● Exercise objective: Write out the whole of the material exactly.

● Records provided:
==============================

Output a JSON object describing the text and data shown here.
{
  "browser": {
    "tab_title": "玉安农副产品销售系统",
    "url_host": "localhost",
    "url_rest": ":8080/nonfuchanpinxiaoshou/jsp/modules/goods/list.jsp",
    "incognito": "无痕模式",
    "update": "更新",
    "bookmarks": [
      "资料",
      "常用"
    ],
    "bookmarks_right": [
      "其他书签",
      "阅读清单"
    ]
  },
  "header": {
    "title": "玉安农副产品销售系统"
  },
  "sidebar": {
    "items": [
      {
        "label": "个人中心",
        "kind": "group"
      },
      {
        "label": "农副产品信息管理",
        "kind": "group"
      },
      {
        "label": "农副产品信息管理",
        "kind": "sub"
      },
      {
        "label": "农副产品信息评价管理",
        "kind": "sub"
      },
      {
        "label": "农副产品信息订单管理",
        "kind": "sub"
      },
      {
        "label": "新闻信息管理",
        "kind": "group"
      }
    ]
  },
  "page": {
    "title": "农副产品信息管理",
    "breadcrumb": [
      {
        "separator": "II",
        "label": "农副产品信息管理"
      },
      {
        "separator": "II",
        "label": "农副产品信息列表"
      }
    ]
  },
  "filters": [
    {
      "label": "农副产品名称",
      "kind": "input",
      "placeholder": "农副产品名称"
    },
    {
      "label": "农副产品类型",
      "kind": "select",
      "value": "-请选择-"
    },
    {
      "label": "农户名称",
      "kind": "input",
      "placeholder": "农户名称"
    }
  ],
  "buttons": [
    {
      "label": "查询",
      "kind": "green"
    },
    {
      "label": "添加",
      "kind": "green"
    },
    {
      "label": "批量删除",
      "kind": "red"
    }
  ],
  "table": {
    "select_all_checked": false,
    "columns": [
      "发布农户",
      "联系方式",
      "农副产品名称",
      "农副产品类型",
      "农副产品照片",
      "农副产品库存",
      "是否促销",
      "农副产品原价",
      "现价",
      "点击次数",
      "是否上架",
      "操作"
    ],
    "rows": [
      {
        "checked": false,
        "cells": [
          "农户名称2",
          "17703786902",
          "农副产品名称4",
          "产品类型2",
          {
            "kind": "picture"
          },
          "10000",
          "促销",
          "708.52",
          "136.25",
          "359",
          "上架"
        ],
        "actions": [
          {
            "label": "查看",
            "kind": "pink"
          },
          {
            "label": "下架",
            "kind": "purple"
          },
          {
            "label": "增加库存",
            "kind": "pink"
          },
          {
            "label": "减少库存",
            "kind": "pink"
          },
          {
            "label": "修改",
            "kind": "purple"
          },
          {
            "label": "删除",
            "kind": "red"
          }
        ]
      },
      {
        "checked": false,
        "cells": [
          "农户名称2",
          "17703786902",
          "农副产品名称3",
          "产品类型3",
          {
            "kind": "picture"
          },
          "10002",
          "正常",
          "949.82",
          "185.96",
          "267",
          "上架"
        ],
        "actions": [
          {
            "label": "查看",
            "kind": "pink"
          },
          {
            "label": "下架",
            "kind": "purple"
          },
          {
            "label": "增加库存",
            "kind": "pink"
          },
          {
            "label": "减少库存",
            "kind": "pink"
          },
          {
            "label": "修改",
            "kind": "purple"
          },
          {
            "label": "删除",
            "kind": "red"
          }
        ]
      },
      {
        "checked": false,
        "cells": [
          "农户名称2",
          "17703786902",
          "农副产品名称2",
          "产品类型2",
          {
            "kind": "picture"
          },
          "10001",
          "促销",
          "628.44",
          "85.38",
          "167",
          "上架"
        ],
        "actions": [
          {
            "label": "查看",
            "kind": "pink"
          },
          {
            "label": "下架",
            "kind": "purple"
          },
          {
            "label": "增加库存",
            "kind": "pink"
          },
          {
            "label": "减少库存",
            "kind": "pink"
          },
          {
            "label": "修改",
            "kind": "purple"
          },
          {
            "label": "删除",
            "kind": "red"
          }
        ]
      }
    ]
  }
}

==============================

● Task output:
Output a JSON object describing the text and data shown here.
{
  "browser": {
    "tab_title": "玉安农副产品销售系统",
    "url_host": "localhost",
    "url_rest": ":8080/nonfuchanpinxiaoshou/jsp/modules/goods/list.jsp",
    "incognito": "无痕模式",
    "update": "更新",
    "bookmarks": [
      "资料",
      "常用"
    ],
    "bookmarks_right": [
      "其他书签",
      "阅读清单"
    ]
  },
  "header": {
    "title": "玉安农副产品销售系统"
  },
  "sidebar": {
    "items": [
      {
        "label": "个人中心",
        "kind": "group"
      },
      {
        "label": "农副产品信息管理",
        "kind": "group"
      },
      {
        "label": "农副产品信息管理",
        "kind": "sub"
      },
      {
        "label": "农副产品信息评价管理",
        "kind": "sub"
      },
      {
        "label": "农副产品信息订单管理",
        "kind": "sub"
      },
      {
        "label": "新闻信息管理",
        "kind": "group"
      }
    ]
  },
  "page": {
    "title": "农副产品信息管理",
    "breadcrumb": [
      {
        "separator": "II",
        "label": "农副产品信息管理"
      },
      {
        "separator": "II",
        "label": "农副产品信息列表"
      }
    ]
  },
  "filters": [
    {
      "label": "农副产品名称",
      "kind": "input",
      "placeholder": "农副产品名称"
    },
    {
      "label": "农副产品类型",
      "kind": "select",
      "value": "-请选择-"
    },
    {
      "label": "农户名称",
      "kind": "input",
      "placeholder": "农户名称"
    }
  ],
  "buttons": [
    {
      "label": "查询",
      "kind": "green"
    },
    {
      "label": "添加",
      "kind": "green"
    },
    {
      "label": "批量删除",
      "kind": "red"
    }
  ],
  "table": {
    "select_all_checked": false,
    "columns": [
      "发布农户",
      "联系方式",
      "农副产品名称",
      "农副产品类型",
      "农副产品照片",
      "农副产品库存",
      "是否促销",
      "农副产品原价",
      "现价",
      "点击次数",
      "是否上架",
      "操作"
    ],
    "rows": [
      {
        "checked": false,
        "cells": [
          "农户名称2",
          "17703786902",
          "农副产品名称4",
          "产品类型2",
          {
            "kind": "picture"
          },
          "10000",
          "促销",
          "708.52",
          "136.25",
          "359",
          "上架"
        ],
        "actions": [
          {
            "label": "查看",
            "kind": "pink"
          },
          {
            "label": "下架",
            "kind": "purple"
          },
          {
            "label": "增加库存",
            "kind": "pink"
          },
          {
            "label": "减少库存",
            "kind": "pink"
          },
          {
            "label": "修改",
            "kind": "purple"
          },
          {
            "label": "删除",
            "kind": "red"
          }
        ]
      },
      {
        "checked": false,
        "cells": [
          "农户名称2",
          "17703786902",
          "农副产品名称3",
          "产品类型3",
          {
            "kind": "picture"
          },
          "10002",
          "正常",
          "949.82",
          "185.96",
          "267",
          "上架"
        ],
        "actions": [
          {
            "label": "查看",
            "kind": "pink"
          },
          {
            "label": "下架",
            "kind": "purple"
          },
          {
            "label": "增加库存",
            "kind": "pink"
          },
          {
            "label": "减少库存",
            "kind": "pink"
          },
          {
            "label": "修改",
            "kind": "purple"
          },
          {
            "label": "删除",
            "kind": "red"
          }
        ]
      },
      {
        "checked": false,
        "cells": [
          "农户名称2",
          "17703786902",
          "农副产品名称2",
          "产品类型2",
          {
            "kind": "picture"
          },
          "10001",
          "促销",
          "628.44",
          "85.38",
          "167",
          "上架"
        ],
        "actions": [
          {
            "label": "查看",
            "kind": "pink"
          },
          {
            "label": "下架",
            "kind": "purple"
          },
          {
            "label": "增加库存",
            "kind": "pink"
          },
          {
            "label": "减少库存",
            "kind": "pink"
          },
          {
            "label": "修改",
            "kind": "purple"
          },
          {
            "label": "删除",
            "kind": "red"
          }
        ]
      }
    ]
  }
}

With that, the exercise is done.